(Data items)
......
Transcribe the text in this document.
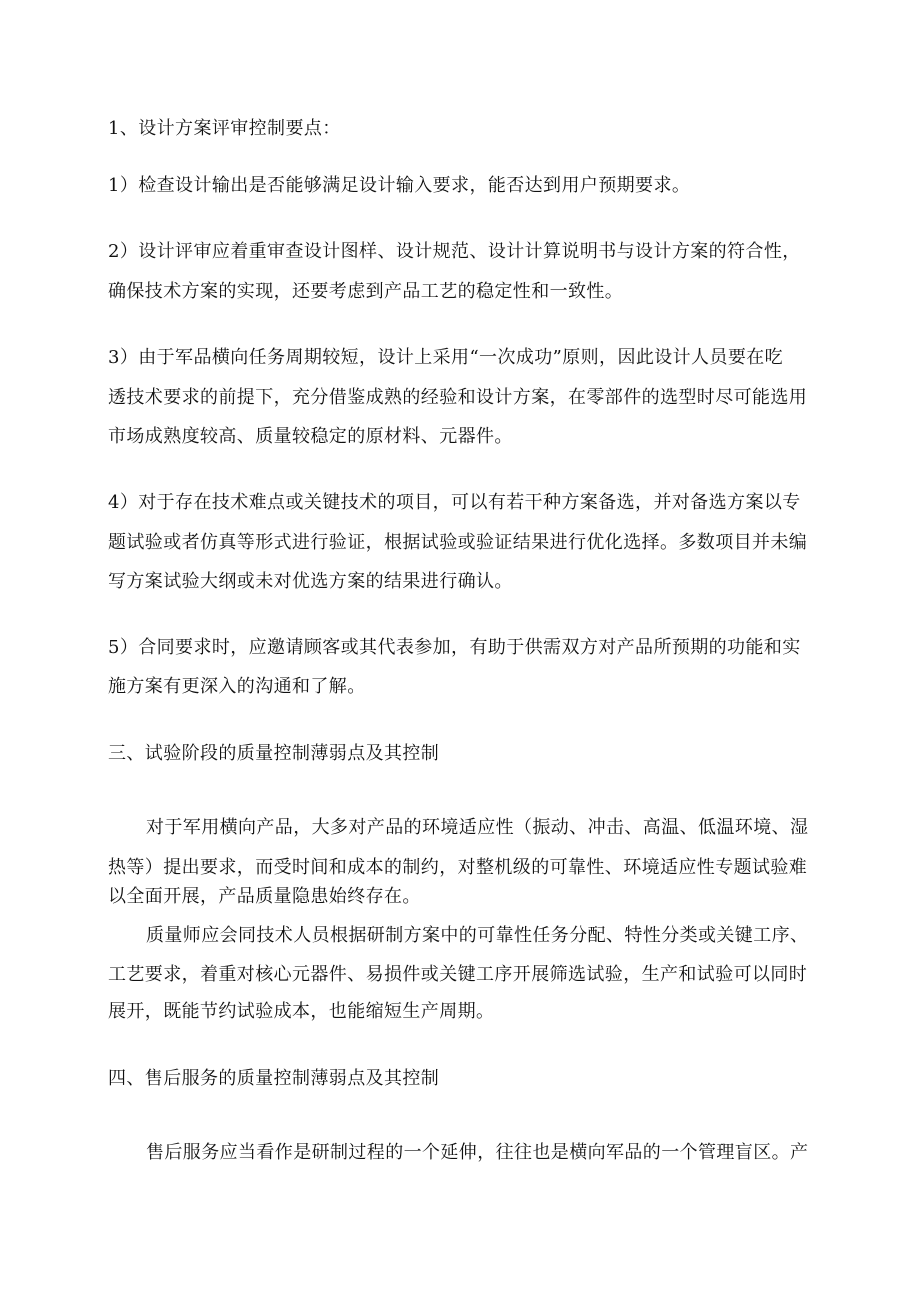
1、设计方案评审控制要点：
1）检查设计输出是否能够满足设计输入要求，能否达到用户预期要求。
2）设计评审应着重审查设计图样、设计规范、设计计算说明书与设计方案的符合性，
确保技术方案的实现，还要考虑到产品工艺的稳定性和一致性。
3）由于军品横向任务周期较短，设计上采用“一次成功”原则，因此设计人员要在吃
透技术要求的前提下，充分借鉴成熟的经验和设计方案，在零部件的选型时尽可能选用
市场成熟度较高、质量较稳定的原材料、元器件。
4）对于存在技术难点或关键技术的项目，可以有若干种方案备选，并对备选方案以专
题试验或者仿真等形式进行验证，根据试验或验证结果进行优化选择。多数项目并未编
写方案试验大纲或未对优选方案的结果进行确认。
5）合同要求时，应邀请顾客或其代表参加，有助于供需双方对产品所预期的功能和实
施方案有更深入的沟通和了解。
三、试验阶段的质量控制薄弱点及其控制
对于军用横向产品，大多对产品的环境适应性（振动、冲击、高温、低温环境、湿
热等）提出要求，而受时间和成本的制约，对整机级的可靠性、环境适应性专题试验难
以全面开展，产品质量隐患始终存在。
质量师应会同技术人员根据研制方案中的可靠性任务分配、特性分类或关键工序、
工艺要求，着重对核心元器件、易损件或关键工序开展筛选试验，生产和试验可以同时
展开，既能节约试验成本，也能缩短生产周期。
四、售后服务的质量控制薄弱点及其控制
售后服务应当看作是研制过程的一个延伸，往往也是横向军品的一个管理盲区。产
......
What to produce: Copy the material above exactly and drop the pictures.

Full solution:
Transcribe the text in this document.
1、设计方案评审控制要点：
1）检查设计输出是否能够满足设计输入要求，能否达到用户预期要求。
2）设计评审应着重审查设计图样、设计规范、设计计算说明书与设计方案的符合性，
确保技术方案的实现，还要考虑到产品工艺的稳定性和一致性。
3）由于军品横向任务周期较短，设计上采用“一次成功”原则，因此设计人员要在吃
透技术要求的前提下，充分借鉴成熟的经验和设计方案，在零部件的选型时尽可能选用
市场成熟度较高、质量较稳定的原材料、元器件。
4）对于存在技术难点或关键技术的项目，可以有若干种方案备选，并对备选方案以专
题试验或者仿真等形式进行验证，根据试验或验证结果进行优化选择。多数项目并未编
写方案试验大纲或未对优选方案的结果进行确认。
5）合同要求时，应邀请顾客或其代表参加，有助于供需双方对产品所预期的功能和实
施方案有更深入的沟通和了解。
三、试验阶段的质量控制薄弱点及其控制
对于军用横向产品，大多对产品的环境适应性（振动、冲击、高温、低温环境、湿
热等）提出要求，而受时间和成本的制约，对整机级的可靠性、环境适应性专题试验难
以全面开展，产品质量隐患始终存在。
质量师应会同技术人员根据研制方案中的可靠性任务分配、特性分类或关键工序、
工艺要求，着重对核心元器件、易损件或关键工序开展筛选试验，生产和试验可以同时
展开，既能节约试验成本，也能缩短生产周期。
四、售后服务的质量控制薄弱点及其控制
售后服务应当看作是研制过程的一个延伸，往往也是横向军品的一个管理盲区。产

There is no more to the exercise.